Problem
Find every line in the records below that holds the word "fauteuil", and copy each one.

Provided information
• • • • •

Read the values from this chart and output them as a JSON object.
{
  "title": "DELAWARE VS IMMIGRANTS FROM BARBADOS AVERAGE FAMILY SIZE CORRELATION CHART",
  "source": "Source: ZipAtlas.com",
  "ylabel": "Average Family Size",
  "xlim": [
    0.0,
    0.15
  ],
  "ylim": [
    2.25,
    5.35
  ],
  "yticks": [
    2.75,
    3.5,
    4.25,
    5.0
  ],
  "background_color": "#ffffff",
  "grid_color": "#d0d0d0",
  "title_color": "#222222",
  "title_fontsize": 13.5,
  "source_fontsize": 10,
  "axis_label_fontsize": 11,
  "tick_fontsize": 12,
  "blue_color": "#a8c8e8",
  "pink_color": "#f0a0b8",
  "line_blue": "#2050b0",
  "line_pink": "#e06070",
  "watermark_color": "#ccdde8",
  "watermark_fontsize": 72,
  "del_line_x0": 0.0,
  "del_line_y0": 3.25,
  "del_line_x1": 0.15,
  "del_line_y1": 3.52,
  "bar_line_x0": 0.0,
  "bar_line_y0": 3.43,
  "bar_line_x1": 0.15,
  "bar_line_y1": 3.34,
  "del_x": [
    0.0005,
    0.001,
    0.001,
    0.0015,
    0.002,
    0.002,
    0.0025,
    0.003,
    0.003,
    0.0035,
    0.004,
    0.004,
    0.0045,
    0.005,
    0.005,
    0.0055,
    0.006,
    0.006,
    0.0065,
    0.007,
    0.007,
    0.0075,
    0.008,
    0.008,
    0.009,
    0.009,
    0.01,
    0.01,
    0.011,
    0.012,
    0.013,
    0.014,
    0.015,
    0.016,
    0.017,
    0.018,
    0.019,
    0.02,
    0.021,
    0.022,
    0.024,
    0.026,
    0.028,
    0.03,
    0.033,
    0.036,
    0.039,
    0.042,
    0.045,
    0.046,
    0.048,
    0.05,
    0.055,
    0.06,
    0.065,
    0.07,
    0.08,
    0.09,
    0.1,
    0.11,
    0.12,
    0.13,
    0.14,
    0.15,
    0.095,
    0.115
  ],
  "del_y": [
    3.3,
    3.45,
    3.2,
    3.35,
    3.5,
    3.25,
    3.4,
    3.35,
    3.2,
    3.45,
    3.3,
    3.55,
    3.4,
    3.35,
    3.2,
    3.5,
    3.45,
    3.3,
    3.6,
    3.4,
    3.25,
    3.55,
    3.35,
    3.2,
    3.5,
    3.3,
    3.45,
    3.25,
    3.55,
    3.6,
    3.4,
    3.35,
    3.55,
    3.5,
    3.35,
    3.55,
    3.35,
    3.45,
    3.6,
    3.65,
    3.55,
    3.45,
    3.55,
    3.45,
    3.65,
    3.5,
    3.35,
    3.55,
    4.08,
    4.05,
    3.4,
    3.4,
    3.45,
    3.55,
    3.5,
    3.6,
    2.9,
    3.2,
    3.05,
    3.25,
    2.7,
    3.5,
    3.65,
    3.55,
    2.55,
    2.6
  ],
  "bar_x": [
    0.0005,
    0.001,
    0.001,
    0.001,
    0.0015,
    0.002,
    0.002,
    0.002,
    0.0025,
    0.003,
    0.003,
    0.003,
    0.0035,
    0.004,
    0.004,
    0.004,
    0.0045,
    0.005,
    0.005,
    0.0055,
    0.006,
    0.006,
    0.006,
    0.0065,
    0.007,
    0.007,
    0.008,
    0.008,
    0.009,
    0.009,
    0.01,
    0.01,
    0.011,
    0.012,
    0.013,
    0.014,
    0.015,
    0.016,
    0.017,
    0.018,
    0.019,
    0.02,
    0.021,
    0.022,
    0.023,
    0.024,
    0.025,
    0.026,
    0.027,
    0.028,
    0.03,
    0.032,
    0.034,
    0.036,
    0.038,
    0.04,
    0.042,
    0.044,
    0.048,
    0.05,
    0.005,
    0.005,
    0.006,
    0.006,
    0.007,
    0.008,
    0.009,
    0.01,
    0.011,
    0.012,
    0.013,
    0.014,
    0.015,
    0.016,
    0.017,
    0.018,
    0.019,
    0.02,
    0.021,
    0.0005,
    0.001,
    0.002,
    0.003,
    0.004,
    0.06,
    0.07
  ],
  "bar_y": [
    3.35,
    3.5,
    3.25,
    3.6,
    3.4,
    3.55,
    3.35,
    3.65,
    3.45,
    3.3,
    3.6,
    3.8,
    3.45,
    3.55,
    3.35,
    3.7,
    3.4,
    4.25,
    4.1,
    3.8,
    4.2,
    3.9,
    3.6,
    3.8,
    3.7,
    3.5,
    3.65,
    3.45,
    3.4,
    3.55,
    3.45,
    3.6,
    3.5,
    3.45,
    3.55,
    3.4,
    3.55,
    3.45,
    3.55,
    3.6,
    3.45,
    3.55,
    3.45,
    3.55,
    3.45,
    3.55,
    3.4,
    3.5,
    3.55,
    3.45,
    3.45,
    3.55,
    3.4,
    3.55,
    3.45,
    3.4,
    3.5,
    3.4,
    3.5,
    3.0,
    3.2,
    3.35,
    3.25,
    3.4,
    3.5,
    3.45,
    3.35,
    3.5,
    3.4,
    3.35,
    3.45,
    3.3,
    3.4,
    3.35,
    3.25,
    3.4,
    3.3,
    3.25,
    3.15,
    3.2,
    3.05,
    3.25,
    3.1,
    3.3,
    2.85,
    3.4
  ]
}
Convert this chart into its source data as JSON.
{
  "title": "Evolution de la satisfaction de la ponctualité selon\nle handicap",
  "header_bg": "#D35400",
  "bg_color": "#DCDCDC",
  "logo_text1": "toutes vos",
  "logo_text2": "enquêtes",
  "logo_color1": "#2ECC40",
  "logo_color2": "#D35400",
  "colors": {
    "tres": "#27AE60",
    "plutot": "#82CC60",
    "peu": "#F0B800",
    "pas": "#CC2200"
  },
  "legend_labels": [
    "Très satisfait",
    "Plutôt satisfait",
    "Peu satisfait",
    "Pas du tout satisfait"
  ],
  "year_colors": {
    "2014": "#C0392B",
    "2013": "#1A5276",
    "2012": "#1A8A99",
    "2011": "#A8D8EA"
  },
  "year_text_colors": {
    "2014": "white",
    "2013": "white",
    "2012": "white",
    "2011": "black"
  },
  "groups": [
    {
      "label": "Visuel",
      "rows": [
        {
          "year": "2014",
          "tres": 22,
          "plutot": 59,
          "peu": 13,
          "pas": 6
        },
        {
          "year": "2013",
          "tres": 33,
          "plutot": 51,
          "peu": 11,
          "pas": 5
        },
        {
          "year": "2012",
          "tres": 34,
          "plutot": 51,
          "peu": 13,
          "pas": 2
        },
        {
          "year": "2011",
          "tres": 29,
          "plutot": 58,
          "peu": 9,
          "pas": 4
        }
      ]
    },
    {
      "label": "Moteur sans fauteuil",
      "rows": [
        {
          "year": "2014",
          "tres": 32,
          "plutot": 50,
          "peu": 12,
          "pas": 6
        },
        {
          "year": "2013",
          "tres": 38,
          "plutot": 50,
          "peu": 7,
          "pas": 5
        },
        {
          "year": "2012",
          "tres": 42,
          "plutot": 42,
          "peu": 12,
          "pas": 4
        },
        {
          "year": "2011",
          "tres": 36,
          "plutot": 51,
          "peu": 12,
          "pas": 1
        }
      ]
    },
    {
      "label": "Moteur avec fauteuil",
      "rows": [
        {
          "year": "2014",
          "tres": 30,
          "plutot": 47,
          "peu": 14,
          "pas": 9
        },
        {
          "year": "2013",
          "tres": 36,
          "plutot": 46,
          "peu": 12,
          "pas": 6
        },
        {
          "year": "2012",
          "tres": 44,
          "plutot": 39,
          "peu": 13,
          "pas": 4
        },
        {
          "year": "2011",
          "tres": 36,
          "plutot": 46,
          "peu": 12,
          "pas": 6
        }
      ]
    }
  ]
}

• • • • •

Result for this task
      "label": "Moteur sans fauteuil",
      "label": "Moteur avec fauteuil",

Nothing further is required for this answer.